_OBJECTIVE_. Going through the material below, please gather all lines with the word "동화책을" in them.

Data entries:
..............................

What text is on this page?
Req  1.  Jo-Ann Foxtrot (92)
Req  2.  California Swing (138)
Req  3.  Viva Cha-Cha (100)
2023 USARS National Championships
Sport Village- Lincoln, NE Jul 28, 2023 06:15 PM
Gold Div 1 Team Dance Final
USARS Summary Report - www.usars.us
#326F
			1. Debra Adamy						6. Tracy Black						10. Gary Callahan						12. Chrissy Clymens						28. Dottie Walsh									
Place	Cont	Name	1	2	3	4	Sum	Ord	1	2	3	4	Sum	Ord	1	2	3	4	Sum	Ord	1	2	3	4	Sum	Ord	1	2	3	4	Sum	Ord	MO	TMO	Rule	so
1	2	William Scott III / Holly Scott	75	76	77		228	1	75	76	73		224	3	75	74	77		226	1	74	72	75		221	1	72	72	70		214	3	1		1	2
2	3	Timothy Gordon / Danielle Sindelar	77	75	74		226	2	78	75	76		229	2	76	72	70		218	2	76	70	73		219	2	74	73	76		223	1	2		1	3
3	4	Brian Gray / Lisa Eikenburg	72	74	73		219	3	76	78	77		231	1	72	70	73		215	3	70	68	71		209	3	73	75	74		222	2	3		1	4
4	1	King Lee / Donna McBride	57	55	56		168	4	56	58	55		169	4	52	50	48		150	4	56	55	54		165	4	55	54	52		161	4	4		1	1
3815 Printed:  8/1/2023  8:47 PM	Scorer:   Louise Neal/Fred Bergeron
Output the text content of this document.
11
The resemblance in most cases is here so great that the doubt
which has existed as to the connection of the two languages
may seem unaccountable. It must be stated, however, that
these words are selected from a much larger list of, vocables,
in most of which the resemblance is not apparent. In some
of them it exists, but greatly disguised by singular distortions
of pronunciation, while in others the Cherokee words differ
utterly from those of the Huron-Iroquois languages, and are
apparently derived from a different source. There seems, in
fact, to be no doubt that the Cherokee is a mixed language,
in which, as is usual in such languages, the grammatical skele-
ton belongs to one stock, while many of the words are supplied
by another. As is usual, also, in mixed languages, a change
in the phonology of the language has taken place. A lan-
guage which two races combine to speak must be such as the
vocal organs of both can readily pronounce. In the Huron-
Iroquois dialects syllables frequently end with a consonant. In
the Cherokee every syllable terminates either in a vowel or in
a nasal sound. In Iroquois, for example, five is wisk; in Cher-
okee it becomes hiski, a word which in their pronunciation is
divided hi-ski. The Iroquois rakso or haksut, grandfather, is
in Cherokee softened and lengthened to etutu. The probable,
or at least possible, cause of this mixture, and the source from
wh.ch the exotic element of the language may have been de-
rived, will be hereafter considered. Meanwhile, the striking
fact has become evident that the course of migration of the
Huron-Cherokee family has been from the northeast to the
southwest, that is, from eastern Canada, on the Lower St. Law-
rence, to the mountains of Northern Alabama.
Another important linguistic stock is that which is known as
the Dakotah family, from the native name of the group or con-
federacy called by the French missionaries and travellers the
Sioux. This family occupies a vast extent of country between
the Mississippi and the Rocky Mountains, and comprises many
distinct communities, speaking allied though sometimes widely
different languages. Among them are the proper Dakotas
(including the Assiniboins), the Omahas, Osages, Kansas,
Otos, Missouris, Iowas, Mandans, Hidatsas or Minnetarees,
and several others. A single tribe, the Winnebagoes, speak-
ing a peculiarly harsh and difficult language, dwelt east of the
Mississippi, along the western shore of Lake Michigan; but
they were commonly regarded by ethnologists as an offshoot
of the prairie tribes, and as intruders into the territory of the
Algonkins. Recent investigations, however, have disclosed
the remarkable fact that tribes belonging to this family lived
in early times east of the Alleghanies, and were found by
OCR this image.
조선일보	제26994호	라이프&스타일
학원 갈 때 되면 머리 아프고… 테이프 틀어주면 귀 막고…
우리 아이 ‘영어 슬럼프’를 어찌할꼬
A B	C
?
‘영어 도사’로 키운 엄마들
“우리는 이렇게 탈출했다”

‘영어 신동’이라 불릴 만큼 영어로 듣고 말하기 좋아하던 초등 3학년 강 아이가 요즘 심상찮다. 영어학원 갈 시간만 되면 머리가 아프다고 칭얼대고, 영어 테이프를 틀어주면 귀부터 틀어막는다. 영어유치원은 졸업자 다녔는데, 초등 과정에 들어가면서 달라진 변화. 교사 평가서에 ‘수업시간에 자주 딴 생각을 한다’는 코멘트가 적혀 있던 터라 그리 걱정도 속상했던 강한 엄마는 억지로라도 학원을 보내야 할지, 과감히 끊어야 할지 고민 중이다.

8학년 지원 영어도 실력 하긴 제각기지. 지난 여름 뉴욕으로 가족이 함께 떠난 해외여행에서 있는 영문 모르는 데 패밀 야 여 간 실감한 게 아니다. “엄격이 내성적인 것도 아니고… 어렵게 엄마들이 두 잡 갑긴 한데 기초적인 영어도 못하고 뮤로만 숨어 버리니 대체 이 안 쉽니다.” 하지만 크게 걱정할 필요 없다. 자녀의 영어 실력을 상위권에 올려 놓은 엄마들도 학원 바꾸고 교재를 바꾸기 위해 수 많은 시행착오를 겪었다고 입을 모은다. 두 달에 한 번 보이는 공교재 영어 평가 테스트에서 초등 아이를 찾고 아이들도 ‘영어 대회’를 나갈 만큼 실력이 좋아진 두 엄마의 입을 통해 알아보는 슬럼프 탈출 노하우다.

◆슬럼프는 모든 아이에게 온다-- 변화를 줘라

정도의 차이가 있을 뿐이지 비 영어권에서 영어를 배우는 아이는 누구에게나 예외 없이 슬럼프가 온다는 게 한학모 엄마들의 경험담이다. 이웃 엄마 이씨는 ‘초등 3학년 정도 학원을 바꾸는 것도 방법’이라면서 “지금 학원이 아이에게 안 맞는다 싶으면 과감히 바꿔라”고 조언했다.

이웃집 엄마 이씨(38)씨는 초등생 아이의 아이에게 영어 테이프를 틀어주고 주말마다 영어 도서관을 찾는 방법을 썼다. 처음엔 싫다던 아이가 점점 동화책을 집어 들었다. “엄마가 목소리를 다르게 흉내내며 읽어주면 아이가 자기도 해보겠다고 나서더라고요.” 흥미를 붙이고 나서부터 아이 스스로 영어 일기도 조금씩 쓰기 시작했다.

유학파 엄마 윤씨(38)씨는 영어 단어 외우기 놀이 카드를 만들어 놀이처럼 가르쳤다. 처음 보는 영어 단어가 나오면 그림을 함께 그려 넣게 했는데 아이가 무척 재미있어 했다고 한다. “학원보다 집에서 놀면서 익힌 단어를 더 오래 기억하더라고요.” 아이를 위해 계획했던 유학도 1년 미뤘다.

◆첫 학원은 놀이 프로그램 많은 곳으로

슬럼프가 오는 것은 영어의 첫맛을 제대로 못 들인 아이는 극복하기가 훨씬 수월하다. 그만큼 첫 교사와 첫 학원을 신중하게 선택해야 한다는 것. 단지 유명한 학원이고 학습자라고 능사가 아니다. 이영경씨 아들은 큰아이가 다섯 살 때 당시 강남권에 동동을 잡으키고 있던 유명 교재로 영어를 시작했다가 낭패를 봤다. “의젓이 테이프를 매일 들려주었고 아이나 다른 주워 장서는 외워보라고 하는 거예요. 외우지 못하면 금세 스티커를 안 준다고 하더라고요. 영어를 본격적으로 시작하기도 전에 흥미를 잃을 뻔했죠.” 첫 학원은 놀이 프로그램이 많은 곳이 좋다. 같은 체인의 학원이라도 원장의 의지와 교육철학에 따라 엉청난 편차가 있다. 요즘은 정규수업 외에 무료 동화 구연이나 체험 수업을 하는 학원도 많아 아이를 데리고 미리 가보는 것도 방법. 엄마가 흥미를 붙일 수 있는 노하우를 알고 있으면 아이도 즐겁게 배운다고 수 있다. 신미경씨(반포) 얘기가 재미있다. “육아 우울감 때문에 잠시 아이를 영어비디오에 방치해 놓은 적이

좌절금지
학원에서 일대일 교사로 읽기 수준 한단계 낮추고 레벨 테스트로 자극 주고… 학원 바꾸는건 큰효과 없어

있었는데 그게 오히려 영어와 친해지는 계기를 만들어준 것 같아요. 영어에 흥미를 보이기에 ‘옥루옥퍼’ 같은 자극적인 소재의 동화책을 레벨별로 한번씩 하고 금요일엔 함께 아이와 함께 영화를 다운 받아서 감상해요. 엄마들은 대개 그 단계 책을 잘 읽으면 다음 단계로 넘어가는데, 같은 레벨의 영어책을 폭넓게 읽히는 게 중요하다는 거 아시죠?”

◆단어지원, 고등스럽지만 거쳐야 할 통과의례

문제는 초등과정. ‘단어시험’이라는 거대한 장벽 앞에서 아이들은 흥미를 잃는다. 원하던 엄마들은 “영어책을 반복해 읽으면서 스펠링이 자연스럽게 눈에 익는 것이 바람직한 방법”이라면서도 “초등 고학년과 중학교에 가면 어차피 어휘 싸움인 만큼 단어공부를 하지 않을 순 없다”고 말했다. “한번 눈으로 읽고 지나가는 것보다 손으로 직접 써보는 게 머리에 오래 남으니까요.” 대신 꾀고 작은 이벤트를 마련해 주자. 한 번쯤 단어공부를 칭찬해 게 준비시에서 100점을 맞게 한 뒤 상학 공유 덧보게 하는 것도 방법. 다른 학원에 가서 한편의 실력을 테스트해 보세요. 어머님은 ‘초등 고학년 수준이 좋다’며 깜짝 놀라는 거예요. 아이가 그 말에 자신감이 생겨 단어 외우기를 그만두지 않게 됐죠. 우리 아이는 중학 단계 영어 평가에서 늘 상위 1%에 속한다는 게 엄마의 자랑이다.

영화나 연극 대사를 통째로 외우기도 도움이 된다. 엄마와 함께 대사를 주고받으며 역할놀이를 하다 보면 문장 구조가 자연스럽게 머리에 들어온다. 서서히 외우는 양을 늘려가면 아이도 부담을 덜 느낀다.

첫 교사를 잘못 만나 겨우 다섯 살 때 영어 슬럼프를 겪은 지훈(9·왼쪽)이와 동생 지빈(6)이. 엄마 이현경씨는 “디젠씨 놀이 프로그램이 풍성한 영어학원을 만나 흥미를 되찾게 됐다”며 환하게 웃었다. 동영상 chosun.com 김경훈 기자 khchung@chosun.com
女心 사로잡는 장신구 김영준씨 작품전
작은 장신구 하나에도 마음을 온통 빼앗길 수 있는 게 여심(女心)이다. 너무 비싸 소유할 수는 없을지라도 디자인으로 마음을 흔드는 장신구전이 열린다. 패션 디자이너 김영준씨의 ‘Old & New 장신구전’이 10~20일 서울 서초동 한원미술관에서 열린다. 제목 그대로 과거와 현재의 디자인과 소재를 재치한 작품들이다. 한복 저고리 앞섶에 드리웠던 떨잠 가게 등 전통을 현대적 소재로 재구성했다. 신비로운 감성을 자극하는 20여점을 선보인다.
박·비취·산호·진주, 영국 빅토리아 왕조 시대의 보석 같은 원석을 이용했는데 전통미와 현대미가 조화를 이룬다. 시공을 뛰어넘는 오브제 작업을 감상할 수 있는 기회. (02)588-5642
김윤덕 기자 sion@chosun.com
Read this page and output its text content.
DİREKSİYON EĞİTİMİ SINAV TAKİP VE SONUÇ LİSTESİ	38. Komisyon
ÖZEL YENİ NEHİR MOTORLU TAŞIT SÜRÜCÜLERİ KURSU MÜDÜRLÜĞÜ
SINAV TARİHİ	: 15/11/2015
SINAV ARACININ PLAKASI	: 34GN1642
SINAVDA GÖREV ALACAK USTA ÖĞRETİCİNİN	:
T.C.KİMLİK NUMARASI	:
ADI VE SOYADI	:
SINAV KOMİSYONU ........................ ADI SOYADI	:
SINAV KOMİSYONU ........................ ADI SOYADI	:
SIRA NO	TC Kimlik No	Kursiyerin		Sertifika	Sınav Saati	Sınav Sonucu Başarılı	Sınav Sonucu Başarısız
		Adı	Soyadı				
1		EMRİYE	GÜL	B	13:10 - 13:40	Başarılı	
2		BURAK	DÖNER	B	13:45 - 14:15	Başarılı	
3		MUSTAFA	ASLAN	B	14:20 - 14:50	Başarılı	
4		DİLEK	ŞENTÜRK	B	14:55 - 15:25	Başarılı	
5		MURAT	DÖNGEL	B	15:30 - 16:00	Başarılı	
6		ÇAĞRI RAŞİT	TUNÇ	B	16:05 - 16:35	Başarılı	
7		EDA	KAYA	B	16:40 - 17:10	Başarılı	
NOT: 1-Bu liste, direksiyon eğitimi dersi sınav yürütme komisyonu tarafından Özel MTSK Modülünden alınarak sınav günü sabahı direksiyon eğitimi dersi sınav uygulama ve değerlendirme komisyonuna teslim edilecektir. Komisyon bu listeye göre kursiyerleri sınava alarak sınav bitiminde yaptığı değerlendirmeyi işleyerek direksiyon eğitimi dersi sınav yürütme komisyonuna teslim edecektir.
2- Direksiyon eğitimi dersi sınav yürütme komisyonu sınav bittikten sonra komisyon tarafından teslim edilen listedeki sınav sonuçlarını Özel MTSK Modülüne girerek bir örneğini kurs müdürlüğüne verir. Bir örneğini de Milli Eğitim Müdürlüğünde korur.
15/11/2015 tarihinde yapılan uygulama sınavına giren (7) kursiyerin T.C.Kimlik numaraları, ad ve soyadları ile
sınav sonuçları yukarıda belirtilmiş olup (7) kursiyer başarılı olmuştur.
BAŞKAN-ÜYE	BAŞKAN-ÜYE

..............................

_RESULT FOR THIS TASK_.
이웃집 엄마 이씨(38)씨는 초등생 아이의 아이에게 영어 테이프를 틀어주고 주말마다 영어 도서관을 찾는 방법을 썼다. 처음엔 싫다던 아이가 점점 동화책을 집어 들었다. “엄마가 목소리를 다르게 흉내내며 읽어주면 아이가 자기도 해보겠다고 나서더라고요.” 흥미를 붙이고 나서부터 아이 스스로 영어 일기도 조금씩 쓰기 시작했다.
있었는데 그게 오히려 영어와 친해지는 계기를 만들어준 것 같아요. 영어에 흥미를 보이기에 ‘옥루옥퍼’ 같은 자극적인 소재의 동화책을 레벨별로 한번씩 하고 금요일엔 함께 아이와 함께 영화를 다운 받아서 감상해요. 엄마들은 대개 그 단계 책을 잘 읽으면 다음 단계로 넘어가는데, 같은 레벨의 영어책을 폭넓게 읽히는 게 중요하다는 거 아시죠?”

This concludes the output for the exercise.